### EXERCISE PROMPT
Reproduce the listing below word for word, starting at its first line and ending at the line that contains "472, 330, 487]".

### DATA SHOWN
◆ ◆ ◆

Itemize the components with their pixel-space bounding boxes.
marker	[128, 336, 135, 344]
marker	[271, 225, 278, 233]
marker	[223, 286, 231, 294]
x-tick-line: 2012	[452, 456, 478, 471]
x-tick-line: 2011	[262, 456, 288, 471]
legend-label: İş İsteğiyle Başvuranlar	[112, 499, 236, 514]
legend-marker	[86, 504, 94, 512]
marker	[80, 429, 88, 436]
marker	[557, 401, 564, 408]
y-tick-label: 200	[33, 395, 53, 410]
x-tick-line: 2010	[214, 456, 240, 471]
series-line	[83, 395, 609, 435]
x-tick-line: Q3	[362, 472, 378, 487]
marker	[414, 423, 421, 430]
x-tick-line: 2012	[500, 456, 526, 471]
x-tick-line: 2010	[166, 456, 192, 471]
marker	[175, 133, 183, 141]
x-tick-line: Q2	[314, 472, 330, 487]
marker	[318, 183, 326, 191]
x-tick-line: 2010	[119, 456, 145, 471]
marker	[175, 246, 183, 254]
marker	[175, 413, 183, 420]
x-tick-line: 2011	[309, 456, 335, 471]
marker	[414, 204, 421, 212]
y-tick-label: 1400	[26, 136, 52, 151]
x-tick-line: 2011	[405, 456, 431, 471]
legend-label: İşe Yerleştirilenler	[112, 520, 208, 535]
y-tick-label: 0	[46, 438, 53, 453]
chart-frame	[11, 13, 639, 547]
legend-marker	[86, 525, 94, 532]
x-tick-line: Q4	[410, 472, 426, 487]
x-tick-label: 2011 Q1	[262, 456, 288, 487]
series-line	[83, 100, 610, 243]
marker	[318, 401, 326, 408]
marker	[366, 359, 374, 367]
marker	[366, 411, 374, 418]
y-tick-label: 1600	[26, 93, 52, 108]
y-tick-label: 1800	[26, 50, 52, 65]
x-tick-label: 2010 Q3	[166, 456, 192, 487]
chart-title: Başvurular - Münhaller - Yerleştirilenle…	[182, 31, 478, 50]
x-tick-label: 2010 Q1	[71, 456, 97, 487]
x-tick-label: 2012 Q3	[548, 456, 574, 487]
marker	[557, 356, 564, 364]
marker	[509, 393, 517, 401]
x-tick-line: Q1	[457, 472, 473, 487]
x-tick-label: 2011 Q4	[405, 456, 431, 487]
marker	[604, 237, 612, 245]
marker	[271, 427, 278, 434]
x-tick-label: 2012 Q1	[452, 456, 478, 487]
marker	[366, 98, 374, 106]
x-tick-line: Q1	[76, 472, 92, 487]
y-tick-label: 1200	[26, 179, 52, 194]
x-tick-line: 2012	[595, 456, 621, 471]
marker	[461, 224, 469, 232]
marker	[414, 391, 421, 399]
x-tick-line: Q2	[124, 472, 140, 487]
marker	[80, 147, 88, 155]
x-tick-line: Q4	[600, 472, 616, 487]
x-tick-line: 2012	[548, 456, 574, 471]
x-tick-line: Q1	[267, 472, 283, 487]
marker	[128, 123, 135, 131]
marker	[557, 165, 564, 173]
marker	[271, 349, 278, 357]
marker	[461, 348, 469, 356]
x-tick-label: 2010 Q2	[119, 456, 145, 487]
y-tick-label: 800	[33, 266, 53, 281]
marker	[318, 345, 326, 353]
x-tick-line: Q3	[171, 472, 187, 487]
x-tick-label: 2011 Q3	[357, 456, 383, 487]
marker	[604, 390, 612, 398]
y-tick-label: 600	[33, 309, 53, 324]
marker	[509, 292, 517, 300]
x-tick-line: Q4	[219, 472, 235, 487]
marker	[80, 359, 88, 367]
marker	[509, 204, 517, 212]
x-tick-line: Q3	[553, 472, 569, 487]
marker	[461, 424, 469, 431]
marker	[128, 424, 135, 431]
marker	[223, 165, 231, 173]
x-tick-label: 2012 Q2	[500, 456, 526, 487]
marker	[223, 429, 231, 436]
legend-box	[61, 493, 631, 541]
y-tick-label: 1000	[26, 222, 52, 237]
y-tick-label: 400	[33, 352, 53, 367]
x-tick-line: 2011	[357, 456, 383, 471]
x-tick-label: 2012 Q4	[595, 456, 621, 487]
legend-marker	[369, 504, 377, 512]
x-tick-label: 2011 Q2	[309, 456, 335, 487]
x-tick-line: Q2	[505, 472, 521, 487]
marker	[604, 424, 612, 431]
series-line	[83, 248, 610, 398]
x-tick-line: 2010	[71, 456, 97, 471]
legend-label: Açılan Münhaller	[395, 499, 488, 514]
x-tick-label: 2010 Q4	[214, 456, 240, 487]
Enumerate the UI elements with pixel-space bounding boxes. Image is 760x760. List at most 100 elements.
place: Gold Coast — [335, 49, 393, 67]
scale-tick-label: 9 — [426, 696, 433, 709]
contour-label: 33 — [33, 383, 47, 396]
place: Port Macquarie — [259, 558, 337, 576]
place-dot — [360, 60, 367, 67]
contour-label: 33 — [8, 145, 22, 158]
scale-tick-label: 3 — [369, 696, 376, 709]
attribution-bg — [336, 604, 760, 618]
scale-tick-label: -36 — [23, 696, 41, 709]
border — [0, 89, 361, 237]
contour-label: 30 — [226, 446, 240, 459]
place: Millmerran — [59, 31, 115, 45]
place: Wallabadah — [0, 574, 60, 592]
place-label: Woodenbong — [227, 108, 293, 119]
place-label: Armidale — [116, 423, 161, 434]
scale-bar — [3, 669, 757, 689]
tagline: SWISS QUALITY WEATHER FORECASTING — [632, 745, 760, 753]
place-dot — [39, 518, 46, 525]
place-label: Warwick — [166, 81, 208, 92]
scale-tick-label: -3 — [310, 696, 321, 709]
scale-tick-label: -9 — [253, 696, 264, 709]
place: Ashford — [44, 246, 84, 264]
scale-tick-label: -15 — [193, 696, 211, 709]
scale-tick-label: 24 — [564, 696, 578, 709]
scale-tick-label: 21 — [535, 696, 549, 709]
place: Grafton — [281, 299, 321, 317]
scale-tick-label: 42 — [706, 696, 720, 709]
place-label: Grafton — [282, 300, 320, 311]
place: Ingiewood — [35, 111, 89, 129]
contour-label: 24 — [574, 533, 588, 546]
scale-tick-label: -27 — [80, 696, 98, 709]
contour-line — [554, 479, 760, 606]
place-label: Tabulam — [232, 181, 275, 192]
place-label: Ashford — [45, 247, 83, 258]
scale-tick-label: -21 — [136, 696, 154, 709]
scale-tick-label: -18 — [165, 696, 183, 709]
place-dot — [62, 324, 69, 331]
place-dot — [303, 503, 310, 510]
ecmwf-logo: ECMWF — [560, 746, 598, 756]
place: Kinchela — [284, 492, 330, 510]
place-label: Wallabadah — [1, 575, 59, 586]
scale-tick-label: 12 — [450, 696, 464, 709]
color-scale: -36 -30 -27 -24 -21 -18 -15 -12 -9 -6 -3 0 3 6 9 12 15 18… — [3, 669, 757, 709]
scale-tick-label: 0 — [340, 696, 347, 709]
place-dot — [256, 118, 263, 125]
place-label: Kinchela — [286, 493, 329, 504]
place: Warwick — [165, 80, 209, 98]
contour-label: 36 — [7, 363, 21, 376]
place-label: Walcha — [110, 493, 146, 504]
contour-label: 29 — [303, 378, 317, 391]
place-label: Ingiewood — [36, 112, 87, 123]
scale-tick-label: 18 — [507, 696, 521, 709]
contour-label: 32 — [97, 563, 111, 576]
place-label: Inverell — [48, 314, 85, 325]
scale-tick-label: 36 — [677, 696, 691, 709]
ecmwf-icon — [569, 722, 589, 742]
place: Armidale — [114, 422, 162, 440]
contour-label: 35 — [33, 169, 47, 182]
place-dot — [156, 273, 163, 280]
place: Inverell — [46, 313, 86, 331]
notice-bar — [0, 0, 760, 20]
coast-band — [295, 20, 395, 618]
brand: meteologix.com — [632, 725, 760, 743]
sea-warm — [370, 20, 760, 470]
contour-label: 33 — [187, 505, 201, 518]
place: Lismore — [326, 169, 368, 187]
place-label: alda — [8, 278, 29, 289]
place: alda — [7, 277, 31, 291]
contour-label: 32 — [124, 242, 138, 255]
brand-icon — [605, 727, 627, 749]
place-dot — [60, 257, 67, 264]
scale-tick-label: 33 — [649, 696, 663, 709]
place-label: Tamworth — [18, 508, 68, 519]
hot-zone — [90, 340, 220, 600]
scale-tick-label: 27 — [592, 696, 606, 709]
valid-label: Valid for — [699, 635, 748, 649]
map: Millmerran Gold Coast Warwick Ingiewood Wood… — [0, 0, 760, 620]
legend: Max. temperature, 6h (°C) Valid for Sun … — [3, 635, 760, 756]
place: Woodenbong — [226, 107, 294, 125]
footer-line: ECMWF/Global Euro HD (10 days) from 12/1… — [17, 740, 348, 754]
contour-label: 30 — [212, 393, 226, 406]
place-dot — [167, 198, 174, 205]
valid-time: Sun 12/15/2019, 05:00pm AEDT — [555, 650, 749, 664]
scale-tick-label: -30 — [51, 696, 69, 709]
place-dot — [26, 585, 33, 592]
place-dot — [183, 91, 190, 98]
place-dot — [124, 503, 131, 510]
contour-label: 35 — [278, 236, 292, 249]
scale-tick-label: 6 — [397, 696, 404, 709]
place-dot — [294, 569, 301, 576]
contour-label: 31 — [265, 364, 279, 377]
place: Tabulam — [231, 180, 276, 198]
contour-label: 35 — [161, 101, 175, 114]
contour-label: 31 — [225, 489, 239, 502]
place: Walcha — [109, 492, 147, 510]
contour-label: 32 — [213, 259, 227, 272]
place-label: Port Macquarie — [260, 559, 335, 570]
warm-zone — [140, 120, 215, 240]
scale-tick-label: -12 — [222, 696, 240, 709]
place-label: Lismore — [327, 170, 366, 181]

◆ ◆ ◆

### EXERCISE ANSWER
Itemize the components with their pixel-space bounding boxes.
marker	[128, 336, 135, 344]
marker	[271, 225, 278, 233]
marker	[223, 286, 231, 294]
x-tick-line: 2012	[452, 456, 478, 471]
x-tick-line: 2011	[262, 456, 288, 471]
legend-label: İş İsteğiyle Başvuranlar	[112, 499, 236, 514]
legend-marker	[86, 504, 94, 512]
marker	[80, 429, 88, 436]
marker	[557, 401, 564, 408]
y-tick-label: 200	[33, 395, 53, 410]
x-tick-line: 2010	[214, 456, 240, 471]
series-line	[83, 395, 609, 435]
x-tick-line: Q3	[362, 472, 378, 487]
marker	[414, 423, 421, 430]
x-tick-line: 2012	[500, 456, 526, 471]
x-tick-line: 2010	[166, 456, 192, 471]
marker	[175, 133, 183, 141]
x-tick-line: Q2	[314, 472, 330, 487]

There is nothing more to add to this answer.